__Goal__:
Show only lines that include "efectos".

__The input__:
• • • • • • •

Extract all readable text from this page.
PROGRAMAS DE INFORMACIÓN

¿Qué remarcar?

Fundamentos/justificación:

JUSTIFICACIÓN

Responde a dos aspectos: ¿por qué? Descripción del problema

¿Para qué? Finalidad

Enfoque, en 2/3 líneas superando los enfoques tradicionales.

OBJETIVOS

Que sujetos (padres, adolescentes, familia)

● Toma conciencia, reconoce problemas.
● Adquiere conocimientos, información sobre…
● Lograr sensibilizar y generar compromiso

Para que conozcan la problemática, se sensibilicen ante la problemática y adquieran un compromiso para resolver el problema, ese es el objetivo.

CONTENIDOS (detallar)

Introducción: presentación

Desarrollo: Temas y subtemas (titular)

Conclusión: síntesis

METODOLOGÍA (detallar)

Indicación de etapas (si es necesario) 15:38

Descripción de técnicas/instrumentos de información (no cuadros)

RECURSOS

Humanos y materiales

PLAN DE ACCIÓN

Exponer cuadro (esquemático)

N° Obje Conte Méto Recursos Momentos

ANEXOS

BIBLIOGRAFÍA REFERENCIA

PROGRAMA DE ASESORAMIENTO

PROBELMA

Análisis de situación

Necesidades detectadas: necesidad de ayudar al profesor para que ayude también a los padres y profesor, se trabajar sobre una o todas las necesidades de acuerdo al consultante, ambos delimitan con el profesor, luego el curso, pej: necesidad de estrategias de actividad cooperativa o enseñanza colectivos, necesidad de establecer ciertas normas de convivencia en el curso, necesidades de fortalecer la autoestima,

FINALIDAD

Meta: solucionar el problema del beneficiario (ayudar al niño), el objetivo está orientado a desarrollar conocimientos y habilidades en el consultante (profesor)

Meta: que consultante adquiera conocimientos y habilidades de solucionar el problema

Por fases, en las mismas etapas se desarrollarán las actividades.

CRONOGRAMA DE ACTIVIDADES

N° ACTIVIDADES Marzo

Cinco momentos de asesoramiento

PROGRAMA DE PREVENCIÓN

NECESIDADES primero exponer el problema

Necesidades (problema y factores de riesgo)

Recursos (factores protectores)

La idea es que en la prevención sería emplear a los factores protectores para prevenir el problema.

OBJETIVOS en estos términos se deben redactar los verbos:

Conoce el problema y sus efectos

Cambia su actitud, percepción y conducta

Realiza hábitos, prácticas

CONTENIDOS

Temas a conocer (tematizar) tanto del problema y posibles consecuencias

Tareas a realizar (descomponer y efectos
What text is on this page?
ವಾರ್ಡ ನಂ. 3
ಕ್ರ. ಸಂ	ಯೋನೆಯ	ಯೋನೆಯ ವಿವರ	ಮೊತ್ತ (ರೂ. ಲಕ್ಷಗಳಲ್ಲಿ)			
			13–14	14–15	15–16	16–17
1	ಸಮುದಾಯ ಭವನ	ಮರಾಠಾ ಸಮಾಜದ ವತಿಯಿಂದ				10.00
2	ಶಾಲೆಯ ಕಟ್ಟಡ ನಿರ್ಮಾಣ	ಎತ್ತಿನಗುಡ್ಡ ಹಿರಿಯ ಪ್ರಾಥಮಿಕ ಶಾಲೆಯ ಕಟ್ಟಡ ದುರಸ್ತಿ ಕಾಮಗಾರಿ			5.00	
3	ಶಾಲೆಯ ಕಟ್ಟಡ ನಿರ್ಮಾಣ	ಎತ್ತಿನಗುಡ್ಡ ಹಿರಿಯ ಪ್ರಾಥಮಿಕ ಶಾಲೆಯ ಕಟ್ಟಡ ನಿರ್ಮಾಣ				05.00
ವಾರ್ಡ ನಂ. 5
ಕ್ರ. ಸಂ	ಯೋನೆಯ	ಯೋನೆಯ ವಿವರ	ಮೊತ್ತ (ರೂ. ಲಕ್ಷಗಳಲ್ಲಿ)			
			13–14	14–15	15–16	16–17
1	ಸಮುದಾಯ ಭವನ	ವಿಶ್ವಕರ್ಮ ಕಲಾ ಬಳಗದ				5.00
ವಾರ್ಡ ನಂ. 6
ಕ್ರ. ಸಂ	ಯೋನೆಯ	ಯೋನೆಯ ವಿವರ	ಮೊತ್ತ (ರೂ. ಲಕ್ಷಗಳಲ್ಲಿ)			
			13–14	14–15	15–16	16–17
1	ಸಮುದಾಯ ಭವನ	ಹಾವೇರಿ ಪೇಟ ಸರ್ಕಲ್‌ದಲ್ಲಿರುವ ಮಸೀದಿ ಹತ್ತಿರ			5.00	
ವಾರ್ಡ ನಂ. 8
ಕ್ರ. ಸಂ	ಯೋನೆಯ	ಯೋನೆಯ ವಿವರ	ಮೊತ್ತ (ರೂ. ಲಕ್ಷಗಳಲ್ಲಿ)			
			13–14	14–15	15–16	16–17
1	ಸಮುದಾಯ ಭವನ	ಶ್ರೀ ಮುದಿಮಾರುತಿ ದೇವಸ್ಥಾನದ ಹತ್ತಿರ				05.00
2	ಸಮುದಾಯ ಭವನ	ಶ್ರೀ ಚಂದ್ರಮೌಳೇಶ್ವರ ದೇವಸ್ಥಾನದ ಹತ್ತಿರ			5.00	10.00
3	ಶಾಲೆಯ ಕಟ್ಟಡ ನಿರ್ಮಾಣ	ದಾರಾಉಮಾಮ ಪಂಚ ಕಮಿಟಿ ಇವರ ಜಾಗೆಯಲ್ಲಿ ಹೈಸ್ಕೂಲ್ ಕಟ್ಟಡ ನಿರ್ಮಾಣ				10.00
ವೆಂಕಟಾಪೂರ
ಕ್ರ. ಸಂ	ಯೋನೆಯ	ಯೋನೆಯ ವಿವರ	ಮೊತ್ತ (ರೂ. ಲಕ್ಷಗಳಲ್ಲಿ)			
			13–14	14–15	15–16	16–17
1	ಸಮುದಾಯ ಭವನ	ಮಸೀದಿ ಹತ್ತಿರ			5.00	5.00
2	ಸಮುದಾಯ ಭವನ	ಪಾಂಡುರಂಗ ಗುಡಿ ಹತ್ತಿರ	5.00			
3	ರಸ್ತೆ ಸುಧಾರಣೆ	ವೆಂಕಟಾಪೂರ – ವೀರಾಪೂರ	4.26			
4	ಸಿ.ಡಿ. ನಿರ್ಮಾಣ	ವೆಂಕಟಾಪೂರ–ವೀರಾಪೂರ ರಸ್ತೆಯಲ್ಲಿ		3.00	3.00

• • • • • • •

__Finished answer__:
Conoce el problema y sus efectos
Tareas a realizar (descomponer y efectos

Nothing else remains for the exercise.